SET TASK ▸ Return the records that follow unaltered. Omit every picture.

DATA PROVIDED ▸

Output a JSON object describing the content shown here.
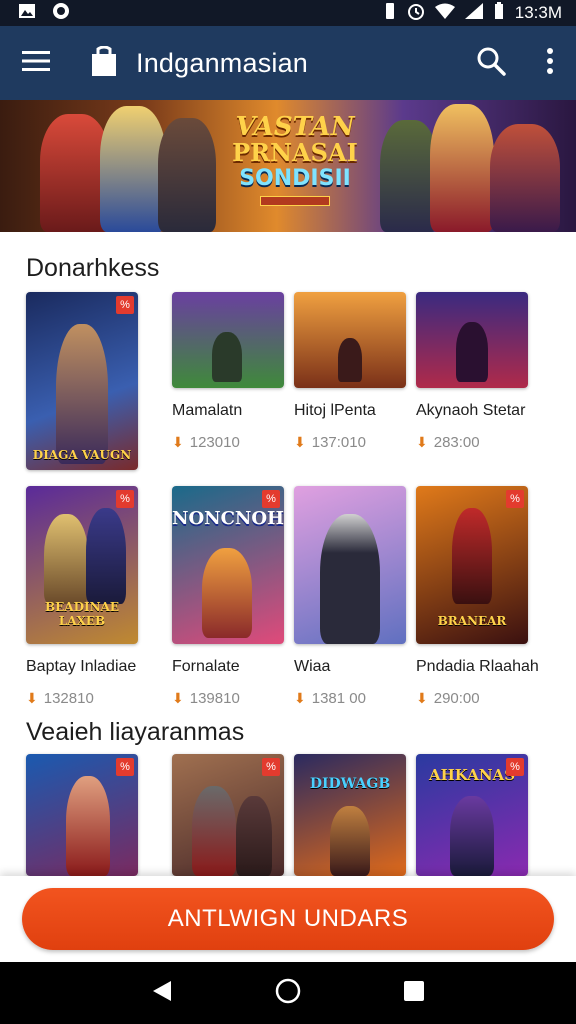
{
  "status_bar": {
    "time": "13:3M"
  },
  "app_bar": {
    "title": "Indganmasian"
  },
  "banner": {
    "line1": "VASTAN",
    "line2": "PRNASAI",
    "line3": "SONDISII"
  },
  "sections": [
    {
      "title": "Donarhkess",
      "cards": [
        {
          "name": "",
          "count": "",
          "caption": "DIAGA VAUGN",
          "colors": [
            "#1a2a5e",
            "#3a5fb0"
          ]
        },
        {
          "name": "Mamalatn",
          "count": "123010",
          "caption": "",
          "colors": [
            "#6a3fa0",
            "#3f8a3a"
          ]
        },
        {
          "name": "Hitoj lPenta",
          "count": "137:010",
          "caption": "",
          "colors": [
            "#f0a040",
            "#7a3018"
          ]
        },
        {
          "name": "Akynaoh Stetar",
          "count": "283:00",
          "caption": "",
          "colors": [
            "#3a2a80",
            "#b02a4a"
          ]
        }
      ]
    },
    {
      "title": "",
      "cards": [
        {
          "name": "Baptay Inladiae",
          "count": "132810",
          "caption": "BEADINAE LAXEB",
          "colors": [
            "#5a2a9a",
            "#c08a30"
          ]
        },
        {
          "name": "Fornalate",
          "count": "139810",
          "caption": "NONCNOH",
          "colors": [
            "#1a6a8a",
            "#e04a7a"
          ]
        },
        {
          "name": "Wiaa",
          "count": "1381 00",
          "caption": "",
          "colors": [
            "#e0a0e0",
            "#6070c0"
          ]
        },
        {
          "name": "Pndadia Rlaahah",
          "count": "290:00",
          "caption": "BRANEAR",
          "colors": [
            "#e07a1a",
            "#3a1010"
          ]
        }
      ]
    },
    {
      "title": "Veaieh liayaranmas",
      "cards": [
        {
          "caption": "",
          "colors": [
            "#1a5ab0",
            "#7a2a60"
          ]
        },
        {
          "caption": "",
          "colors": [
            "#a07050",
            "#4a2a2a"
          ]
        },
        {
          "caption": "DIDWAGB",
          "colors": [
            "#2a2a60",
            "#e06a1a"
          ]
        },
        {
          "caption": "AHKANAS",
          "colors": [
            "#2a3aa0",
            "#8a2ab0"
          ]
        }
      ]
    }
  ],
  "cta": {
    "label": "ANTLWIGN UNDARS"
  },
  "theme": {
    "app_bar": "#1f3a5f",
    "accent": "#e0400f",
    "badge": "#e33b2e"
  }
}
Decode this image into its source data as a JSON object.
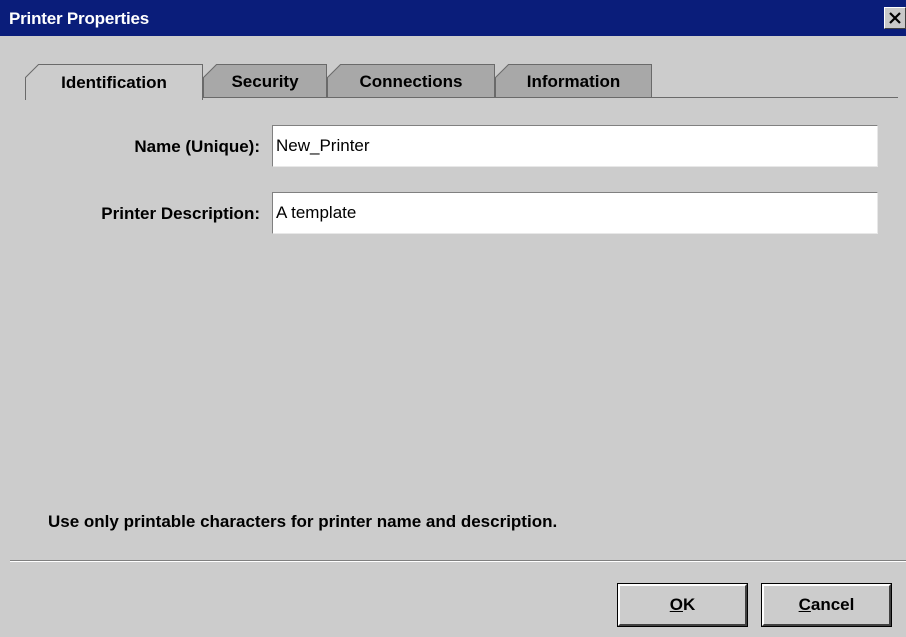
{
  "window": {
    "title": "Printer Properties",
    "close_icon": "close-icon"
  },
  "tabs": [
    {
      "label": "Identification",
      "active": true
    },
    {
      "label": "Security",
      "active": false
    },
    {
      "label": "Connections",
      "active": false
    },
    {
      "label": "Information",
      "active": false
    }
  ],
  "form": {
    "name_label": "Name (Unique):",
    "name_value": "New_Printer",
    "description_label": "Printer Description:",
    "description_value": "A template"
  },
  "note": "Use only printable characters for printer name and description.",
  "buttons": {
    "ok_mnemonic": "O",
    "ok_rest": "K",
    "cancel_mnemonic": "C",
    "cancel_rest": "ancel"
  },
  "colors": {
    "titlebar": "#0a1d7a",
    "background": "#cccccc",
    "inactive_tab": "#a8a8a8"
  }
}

FULL ANSWER ▸
Output a JSON object describing the content shown here.
{
  "status_bar": {
    "time": "13:3M"
  },
  "app_bar": {
    "title": "Indganmasian"
  },
  "banner": {
    "line1": "VASTAN",
    "line2": "PRNASAI",
    "line3": "SONDISII"
  },
  "sections": [
    {
      "title": "Donarhkess",
      "cards": [
        {
          "name": "",
          "count": "",
          "caption": "DIAGA VAUGN",
          "colors": [
            "#1a2a5e",
            "#3a5fb0"
          ]
        },
        {
          "name": "Mamalatn",
          "count": "123010",
          "caption": "",
          "colors": [
            "#6a3fa0",
            "#3f8a3a"
          ]
        },
        {
          "name": "Hitoj lPenta",
          "count": "137:010",
          "caption": "",
          "colors": [
            "#f0a040",
            "#7a3018"
          ]
        },
        {
          "name": "Akynaoh Stetar",
          "count": "283:00",
          "caption": "",
          "colors": [
            "#3a2a80",
            "#b02a4a"
          ]
        }
      ]
    },
    {
      "title": "",
      "cards": [
        {
          "name": "Baptay Inladiae",
          "count": "132810",
          "caption": "BEADINAE LAXEB",
          "colors": [
            "#5a2a9a",
            "#c08a30"
          ]
        },
        {
          "name": "Fornalate",
          "count": "139810",
          "caption": "NONCNOH",
          "colors": [
            "#1a6a8a",
            "#e04a7a"
          ]
        },
        {
          "name": "Wiaa",
          "count": "1381 00",
          "caption": "",
          "colors": [
            "#e0a0e0",
            "#6070c0"
          ]
        },
        {
          "name": "Pndadia Rlaahah",
          "count": "290:00",
          "caption": "BRANEAR",
          "colors": [
            "#e07a1a",
            "#3a1010"
          ]
        }
      ]
    },
    {
      "title": "Veaieh liayaranmas",
      "cards": [
        {
          "caption": "",
          "colors": [
            "#1a5ab0",
            "#7a2a60"
          ]
        },
        {
          "caption": "",
          "colors": [
            "#a07050",
            "#4a2a2a"
          ]
        },
        {
          "caption": "DIDWAGB",
          "colors": [
            "#2a2a60",
            "#e06a1a"
          ]
        },
        {
          "caption": "AHKANAS",
          "colors": [
            "#2a3aa0",
            "#8a2ab0"
          ]
        }
      ]
    }
  ],
  "cta": {
    "label": "ANTLWIGN UNDARS"
  },
  "theme": {
    "app_bar": "#1f3a5f",
    "accent": "#e0400f",
    "badge": "#e33b2e"
  }
}
Decode this image into its source data as a JSON object.
{
  "window": {
    "title": "Printer Properties",
    "close_icon": "close-icon"
  },
  "tabs": [
    {
      "label": "Identification",
      "active": true
    },
    {
      "label": "Security",
      "active": false
    },
    {
      "label": "Connections",
      "active": false
    },
    {
      "label": "Information",
      "active": false
    }
  ],
  "form": {
    "name_label": "Name (Unique):",
    "name_value": "New_Printer",
    "description_label": "Printer Description:",
    "description_value": "A template"
  },
  "note": "Use only printable characters for printer name and description.",
  "buttons": {
    "ok_mnemonic": "O",
    "ok_rest": "K",
    "cancel_mnemonic": "C",
    "cancel_rest": "ancel"
  },
  "colors": {
    "titlebar": "#0a1d7a",
    "background": "#cccccc",
    "inactive_tab": "#a8a8a8"
  }
}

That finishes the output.